**WORK REQUIRED:**
Copy out every record below with complete accuracy.

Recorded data
[START]

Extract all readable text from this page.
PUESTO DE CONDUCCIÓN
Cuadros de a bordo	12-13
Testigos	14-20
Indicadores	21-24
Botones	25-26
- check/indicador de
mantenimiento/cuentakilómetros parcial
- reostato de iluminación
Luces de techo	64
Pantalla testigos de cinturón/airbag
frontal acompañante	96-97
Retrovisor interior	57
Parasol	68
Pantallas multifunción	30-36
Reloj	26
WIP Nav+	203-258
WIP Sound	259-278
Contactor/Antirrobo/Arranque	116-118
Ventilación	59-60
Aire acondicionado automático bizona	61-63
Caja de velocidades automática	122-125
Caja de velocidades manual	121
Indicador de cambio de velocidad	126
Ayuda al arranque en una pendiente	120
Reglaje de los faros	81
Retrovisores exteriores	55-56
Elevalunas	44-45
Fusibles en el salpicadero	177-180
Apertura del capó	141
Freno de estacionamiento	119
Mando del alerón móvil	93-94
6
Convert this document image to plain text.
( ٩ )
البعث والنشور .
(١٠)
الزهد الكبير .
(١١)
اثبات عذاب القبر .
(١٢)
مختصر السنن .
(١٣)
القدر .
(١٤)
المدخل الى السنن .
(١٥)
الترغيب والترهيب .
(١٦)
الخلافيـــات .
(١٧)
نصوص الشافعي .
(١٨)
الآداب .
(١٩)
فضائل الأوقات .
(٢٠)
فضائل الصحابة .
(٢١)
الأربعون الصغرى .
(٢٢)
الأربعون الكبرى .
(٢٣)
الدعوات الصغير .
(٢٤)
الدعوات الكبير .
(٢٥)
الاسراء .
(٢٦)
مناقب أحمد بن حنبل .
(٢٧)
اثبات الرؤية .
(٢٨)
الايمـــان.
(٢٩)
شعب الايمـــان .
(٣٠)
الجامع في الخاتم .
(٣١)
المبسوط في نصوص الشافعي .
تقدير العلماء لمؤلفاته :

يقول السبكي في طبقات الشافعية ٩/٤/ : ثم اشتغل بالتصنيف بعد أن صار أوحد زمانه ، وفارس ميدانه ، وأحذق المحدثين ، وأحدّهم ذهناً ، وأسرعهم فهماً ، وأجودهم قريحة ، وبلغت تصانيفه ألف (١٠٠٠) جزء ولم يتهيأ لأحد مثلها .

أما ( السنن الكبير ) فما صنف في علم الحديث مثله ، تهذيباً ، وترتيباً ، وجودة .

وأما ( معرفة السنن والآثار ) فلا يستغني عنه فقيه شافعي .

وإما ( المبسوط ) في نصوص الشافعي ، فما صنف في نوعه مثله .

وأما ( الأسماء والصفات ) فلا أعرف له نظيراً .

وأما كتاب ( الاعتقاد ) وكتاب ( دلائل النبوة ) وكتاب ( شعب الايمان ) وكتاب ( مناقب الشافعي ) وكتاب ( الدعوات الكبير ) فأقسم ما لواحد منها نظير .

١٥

[END]

**EXERCISE OUTPUT:**
Extract all readable text from this page.
PUESTO DE CONDUCCIÓN
Cuadros de a bordo	12-13
Testigos	14-20
Indicadores	21-24
Botones	25-26
- check/indicador de
mantenimiento/cuentakilómetros parcial
- reostato de iluminación
Luces de techo	64
Pantalla testigos de cinturón/airbag
frontal acompañante	96-97
Retrovisor interior	57
Parasol	68
Pantallas multifunción	30-36
Reloj	26
WIP Nav+	203-258
WIP Sound	259-278
Contactor/Antirrobo/Arranque	116-118
Ventilación	59-60
Aire acondicionado automático bizona	61-63
Caja de velocidades automática	122-125
Caja de velocidades manual	121
Indicador de cambio de velocidad	126
Ayuda al arranque en una pendiente	120
Reglaje de los faros	81
Retrovisores exteriores	55-56
Elevalunas	44-45
Fusibles en el salpicadero	177-180
Apertura del capó	141
Freno de estacionamiento	119
Mando del alerón móvil	93-94
6
Convert this document image to plain text.
( ٩ )
البعث والنشور .
(١٠)
الزهد الكبير .
(١١)
اثبات عذاب القبر .
(١٢)
مختصر السنن .
(١٣)
القدر .
(١٤)
المدخل الى السنن .
(١٥)
الترغيب والترهيب .
(١٦)
الخلافيـــات .
(١٧)
نصوص الشافعي .
(١٨)
الآداب .
(١٩)
فضائل الأوقات .
(٢٠)
فضائل الصحابة .
(٢١)
الأربعون الصغرى .
(٢٢)
الأربعون الكبرى .
(٢٣)
الدعوات الصغير .
(٢٤)
الدعوات الكبير .
(٢٥)
الاسراء .
(٢٦)
مناقب أحمد بن حنبل .
(٢٧)
اثبات الرؤية .
(٢٨)
الايمـــان.
(٢٩)
شعب الايمـــان .
(٣٠)
الجامع في الخاتم .
(٣١)
المبسوط في نصوص الشافعي .
تقدير العلماء لمؤلفاته :

يقول السبكي في طبقات الشافعية ٩/٤/ : ثم اشتغل بالتصنيف بعد أن صار أوحد زمانه ، وفارس ميدانه ، وأحذق المحدثين ، وأحدّهم ذهناً ، وأسرعهم فهماً ، وأجودهم قريحة ، وبلغت تصانيفه ألف (١٠٠٠) جزء ولم يتهيأ لأحد مثلها .

أما ( السنن الكبير ) فما صنف في علم الحديث مثله ، تهذيباً ، وترتيباً ، وجودة .

وأما ( معرفة السنن والآثار ) فلا يستغني عنه فقيه شافعي .

وإما ( المبسوط ) في نصوص الشافعي ، فما صنف في نوعه مثله .

وأما ( الأسماء والصفات ) فلا أعرف له نظيراً .

وأما كتاب ( الاعتقاد ) وكتاب ( دلائل النبوة ) وكتاب ( شعب الايمان ) وكتاب ( مناقب الشافعي ) وكتاب ( الدعوات الكبير ) فأقسم ما لواحد منها نظير .

١٥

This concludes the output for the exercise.